** start RECORDS FOR THE EXERCISE **

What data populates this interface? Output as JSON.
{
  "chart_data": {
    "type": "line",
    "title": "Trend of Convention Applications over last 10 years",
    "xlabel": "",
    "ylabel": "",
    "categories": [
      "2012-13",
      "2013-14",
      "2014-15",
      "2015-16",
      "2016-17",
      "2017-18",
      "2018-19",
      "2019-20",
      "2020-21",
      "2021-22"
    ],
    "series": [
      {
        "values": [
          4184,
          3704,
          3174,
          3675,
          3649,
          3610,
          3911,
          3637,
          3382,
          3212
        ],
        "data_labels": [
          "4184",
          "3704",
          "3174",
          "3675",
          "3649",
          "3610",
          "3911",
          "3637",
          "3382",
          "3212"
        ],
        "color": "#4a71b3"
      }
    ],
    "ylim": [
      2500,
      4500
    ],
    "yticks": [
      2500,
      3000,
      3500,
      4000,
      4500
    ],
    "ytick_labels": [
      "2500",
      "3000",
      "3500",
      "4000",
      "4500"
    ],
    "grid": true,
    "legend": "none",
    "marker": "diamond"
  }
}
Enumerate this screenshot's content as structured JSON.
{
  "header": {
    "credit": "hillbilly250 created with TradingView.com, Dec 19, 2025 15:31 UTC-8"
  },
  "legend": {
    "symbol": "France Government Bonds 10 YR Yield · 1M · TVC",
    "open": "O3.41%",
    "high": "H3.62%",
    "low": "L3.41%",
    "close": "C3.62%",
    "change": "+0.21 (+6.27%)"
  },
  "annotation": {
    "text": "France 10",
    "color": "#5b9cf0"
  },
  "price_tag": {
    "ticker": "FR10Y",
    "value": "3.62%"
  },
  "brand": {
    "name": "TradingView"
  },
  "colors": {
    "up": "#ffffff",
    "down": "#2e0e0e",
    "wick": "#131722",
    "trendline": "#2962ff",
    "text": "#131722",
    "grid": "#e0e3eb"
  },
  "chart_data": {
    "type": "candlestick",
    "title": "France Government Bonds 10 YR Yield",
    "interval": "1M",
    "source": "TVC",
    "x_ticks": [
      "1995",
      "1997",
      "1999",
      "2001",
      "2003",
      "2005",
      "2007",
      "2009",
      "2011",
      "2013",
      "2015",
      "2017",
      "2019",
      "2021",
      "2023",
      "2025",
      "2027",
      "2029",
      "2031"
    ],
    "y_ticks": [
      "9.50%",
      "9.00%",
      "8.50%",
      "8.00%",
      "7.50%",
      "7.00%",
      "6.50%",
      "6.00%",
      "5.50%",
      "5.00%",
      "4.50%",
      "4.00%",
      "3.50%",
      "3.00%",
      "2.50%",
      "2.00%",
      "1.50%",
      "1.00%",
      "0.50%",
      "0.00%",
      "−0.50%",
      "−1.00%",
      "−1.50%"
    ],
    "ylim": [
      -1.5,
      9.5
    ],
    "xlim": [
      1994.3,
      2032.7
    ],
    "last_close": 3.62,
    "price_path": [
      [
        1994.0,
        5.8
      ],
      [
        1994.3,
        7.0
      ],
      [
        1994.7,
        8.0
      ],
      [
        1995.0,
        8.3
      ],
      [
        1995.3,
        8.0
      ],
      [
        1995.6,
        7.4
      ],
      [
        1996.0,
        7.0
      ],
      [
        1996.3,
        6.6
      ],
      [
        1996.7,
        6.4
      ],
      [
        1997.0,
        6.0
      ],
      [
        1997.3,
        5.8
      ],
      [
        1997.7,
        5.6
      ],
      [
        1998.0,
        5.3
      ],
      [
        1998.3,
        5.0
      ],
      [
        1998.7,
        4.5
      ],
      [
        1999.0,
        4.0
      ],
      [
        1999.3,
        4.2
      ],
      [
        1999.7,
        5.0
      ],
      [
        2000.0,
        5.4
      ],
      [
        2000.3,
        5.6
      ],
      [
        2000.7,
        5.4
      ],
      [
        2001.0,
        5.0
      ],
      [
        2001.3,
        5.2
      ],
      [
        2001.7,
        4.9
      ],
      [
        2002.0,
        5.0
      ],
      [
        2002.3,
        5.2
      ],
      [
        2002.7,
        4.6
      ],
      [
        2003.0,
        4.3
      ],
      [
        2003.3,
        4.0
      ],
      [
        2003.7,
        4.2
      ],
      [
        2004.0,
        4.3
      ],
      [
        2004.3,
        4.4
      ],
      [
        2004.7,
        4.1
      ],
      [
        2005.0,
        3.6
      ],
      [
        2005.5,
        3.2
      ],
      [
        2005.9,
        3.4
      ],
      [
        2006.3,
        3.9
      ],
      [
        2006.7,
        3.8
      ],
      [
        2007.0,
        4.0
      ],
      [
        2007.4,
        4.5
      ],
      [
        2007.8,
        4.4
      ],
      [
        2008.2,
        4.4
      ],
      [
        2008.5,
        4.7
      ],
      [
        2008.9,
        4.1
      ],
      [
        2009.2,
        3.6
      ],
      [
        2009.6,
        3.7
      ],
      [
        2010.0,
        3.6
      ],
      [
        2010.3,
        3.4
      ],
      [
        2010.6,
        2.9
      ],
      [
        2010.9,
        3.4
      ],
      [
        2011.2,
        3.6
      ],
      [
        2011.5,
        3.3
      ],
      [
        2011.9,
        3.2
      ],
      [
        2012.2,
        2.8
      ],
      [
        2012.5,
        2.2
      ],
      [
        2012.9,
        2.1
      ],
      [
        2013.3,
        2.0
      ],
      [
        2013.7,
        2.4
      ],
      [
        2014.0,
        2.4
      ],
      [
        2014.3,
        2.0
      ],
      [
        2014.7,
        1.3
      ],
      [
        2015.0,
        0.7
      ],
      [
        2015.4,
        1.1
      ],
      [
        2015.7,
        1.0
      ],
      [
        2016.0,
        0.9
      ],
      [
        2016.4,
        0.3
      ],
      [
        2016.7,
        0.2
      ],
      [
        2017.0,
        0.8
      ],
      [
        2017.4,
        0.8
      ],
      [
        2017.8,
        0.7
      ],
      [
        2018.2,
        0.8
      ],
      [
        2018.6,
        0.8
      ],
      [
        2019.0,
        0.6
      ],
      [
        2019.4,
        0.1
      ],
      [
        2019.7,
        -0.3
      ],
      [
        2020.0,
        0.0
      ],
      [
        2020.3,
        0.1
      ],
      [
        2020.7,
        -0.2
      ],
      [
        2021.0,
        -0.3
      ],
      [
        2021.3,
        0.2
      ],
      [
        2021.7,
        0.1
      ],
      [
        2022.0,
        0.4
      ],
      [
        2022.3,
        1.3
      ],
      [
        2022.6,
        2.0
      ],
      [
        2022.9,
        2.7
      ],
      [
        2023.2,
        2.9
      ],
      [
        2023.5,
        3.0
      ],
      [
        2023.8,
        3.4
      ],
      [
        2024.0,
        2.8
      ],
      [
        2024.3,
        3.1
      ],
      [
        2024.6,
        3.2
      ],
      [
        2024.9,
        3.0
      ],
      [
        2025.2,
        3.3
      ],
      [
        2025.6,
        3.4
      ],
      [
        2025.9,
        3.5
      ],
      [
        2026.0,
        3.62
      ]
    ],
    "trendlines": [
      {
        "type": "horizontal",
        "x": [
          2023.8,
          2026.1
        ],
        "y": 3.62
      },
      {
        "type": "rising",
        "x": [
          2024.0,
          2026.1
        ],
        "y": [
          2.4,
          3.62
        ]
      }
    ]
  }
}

** end RECORDS FOR THE EXERCISE **

§ **SET PROBLEM**:
Restate the listing above word for word.

§ **ANSWER BELOW**:
What data populates this interface? Output as JSON.
{
  "chart_data": {
    "type": "line",
    "title": "Trend of Convention Applications over last 10 years",
    "xlabel": "",
    "ylabel": "",
    "categories": [
      "2012-13",
      "2013-14",
      "2014-15",
      "2015-16",
      "2016-17",
      "2017-18",
      "2018-19",
      "2019-20",
      "2020-21",
      "2021-22"
    ],
    "series": [
      {
        "values": [
          4184,
          3704,
          3174,
          3675,
          3649,
          3610,
          3911,
          3637,
          3382,
          3212
        ],
        "data_labels": [
          "4184",
          "3704",
          "3174",
          "3675",
          "3649",
          "3610",
          "3911",
          "3637",
          "3382",
          "3212"
        ],
        "color": "#4a71b3"
      }
    ],
    "ylim": [
      2500,
      4500
    ],
    "yticks": [
      2500,
      3000,
      3500,
      4000,
      4500
    ],
    "ytick_labels": [
      "2500",
      "3000",
      "3500",
      "4000",
      "4500"
    ],
    "grid": true,
    "legend": "none",
    "marker": "diamond"
  }
}
Enumerate this screenshot's content as structured JSON.
{
  "header": {
    "credit": "hillbilly250 created with TradingView.com, Dec 19, 2025 15:31 UTC-8"
  },
  "legend": {
    "symbol": "France Government Bonds 10 YR Yield · 1M · TVC",
    "open": "O3.41%",
    "high": "H3.62%",
    "low": "L3.41%",
    "close": "C3.62%",
    "change": "+0.21 (+6.27%)"
  },
  "annotation": {
    "text": "France 10",
    "color": "#5b9cf0"
  },
  "price_tag": {
    "ticker": "FR10Y",
    "value": "3.62%"
  },
  "brand": {
    "name": "TradingView"
  },
  "colors": {
    "up": "#ffffff",
    "down": "#2e0e0e",
    "wick": "#131722",
    "trendline": "#2962ff",
    "text": "#131722",
    "grid": "#e0e3eb"
  },
  "chart_data": {
    "type": "candlestick",
    "title": "France Government Bonds 10 YR Yield",
    "interval": "1M",
    "source": "TVC",
    "x_ticks": [
      "1995",
      "1997",
      "1999",
      "2001",
      "2003",
      "2005",
      "2007",
      "2009",
      "2011",
      "2013",
      "2015",
      "2017",
      "2019",
      "2021",
      "2023",
      "2025",
      "2027",
      "2029",
      "2031"
    ],
    "y_ticks": [
      "9.50%",
      "9.00%",
      "8.50%",
      "8.00%",
      "7.50%",
      "7.00%",
      "6.50%",
      "6.00%",
      "5.50%",
      "5.00%",
      "4.50%",
      "4.00%",
      "3.50%",
      "3.00%",
      "2.50%",
      "2.00%",
      "1.50%",
      "1.00%",
      "0.50%",
      "0.00%",
      "−0.50%",
      "−1.00%",
      "−1.50%"
    ],
    "ylim": [
      -1.5,
      9.5
    ],
    "xlim": [
      1994.3,
      2032.7
    ],
    "last_close": 3.62,
    "price_path": [
      [
        1994.0,
        5.8
      ],
      [
        1994.3,
        7.0
      ],
      [
        1994.7,
        8.0
      ],
      [
        1995.0,
        8.3
      ],
      [
        1995.3,
        8.0
      ],
      [
        1995.6,
        7.4
      ],
      [
        1996.0,
        7.0
      ],
      [
        1996.3,
        6.6
      ],
      [
        1996.7,
        6.4
      ],
      [
        1997.0,
        6.0
      ],
      [
        1997.3,
        5.8
      ],
      [
        1997.7,
        5.6
      ],
      [
        1998.0,
        5.3
      ],
      [
        1998.3,
        5.0
      ],
      [
        1998.7,
        4.5
      ],
      [
        1999.0,
        4.0
      ],
      [
        1999.3,
        4.2
      ],
      [
        1999.7,
        5.0
      ],
      [
        2000.0,
        5.4
      ],
      [
        2000.3,
        5.6
      ],
      [
        2000.7,
        5.4
      ],
      [
        2001.0,
        5.0
      ],
      [
        2001.3,
        5.2
      ],
      [
        2001.7,
        4.9
      ],
      [
        2002.0,
        5.0
      ],
      [
        2002.3,
        5.2
      ],
      [
        2002.7,
        4.6
      ],
      [
        2003.0,
        4.3
      ],
      [
        2003.3,
        4.0
      ],
      [
        2003.7,
        4.2
      ],
      [
        2004.0,
        4.3
      ],
      [
        2004.3,
        4.4
      ],
      [
        2004.7,
        4.1
      ],
      [
        2005.0,
        3.6
      ],
      [
        2005.5,
        3.2
      ],
      [
        2005.9,
        3.4
      ],
      [
        2006.3,
        3.9
      ],
      [
        2006.7,
        3.8
      ],
      [
        2007.0,
        4.0
      ],
      [
        2007.4,
        4.5
      ],
      [
        2007.8,
        4.4
      ],
      [
        2008.2,
        4.4
      ],
      [
        2008.5,
        4.7
      ],
      [
        2008.9,
        4.1
      ],
      [
        2009.2,
        3.6
      ],
      [
        2009.6,
        3.7
      ],
      [
        2010.0,
        3.6
      ],
      [
        2010.3,
        3.4
      ],
      [
        2010.6,
        2.9
      ],
      [
        2010.9,
        3.4
      ],
      [
        2011.2,
        3.6
      ],
      [
        2011.5,
        3.3
      ],
      [
        2011.9,
        3.2
      ],
      [
        2012.2,
        2.8
      ],
      [
        2012.5,
        2.2
      ],
      [
        2012.9,
        2.1
      ],
      [
        2013.3,
        2.0
      ],
      [
        2013.7,
        2.4
      ],
      [
        2014.0,
        2.4
      ],
      [
        2014.3,
        2.0
      ],
      [
        2014.7,
        1.3
      ],
      [
        2015.0,
        0.7
      ],
      [
        2015.4,
        1.1
      ],
      [
        2015.7,
        1.0
      ],
      [
        2016.0,
        0.9
      ],
      [
        2016.4,
        0.3
      ],
      [
        2016.7,
        0.2
      ],
      [
        2017.0,
        0.8
      ],
      [
        2017.4,
        0.8
      ],
      [
        2017.8,
        0.7
      ],
      [
        2018.2,
        0.8
      ],
      [
        2018.6,
        0.8
      ],
      [
        2019.0,
        0.6
      ],
      [
        2019.4,
        0.1
      ],
      [
        2019.7,
        -0.3
      ],
      [
        2020.0,
        0.0
      ],
      [
        2020.3,
        0.1
      ],
      [
        2020.7,
        -0.2
      ],
      [
        2021.0,
        -0.3
      ],
      [
        2021.3,
        0.2
      ],
      [
        2021.7,
        0.1
      ],
      [
        2022.0,
        0.4
      ],
      [
        2022.3,
        1.3
      ],
      [
        2022.6,
        2.0
      ],
      [
        2022.9,
        2.7
      ],
      [
        2023.2,
        2.9
      ],
      [
        2023.5,
        3.0
      ],
      [
        2023.8,
        3.4
      ],
      [
        2024.0,
        2.8
      ],
      [
        2024.3,
        3.1
      ],
      [
        2024.6,
        3.2
      ],
      [
        2024.9,
        3.0
      ],
      [
        2025.2,
        3.3
      ],
      [
        2025.6,
        3.4
      ],
      [
        2025.9,
        3.5
      ],
      [
        2026.0,
        3.62
      ]
    ],
    "trendlines": [
      {
        "type": "horizontal",
        "x": [
          2023.8,
          2026.1
        ],
        "y": 3.62
      },
      {
        "type": "rising",
        "x": [
          2024.0,
          2026.1
        ],
        "y": [
          2.4,
          3.62
        ]
      }
    ]
  }
}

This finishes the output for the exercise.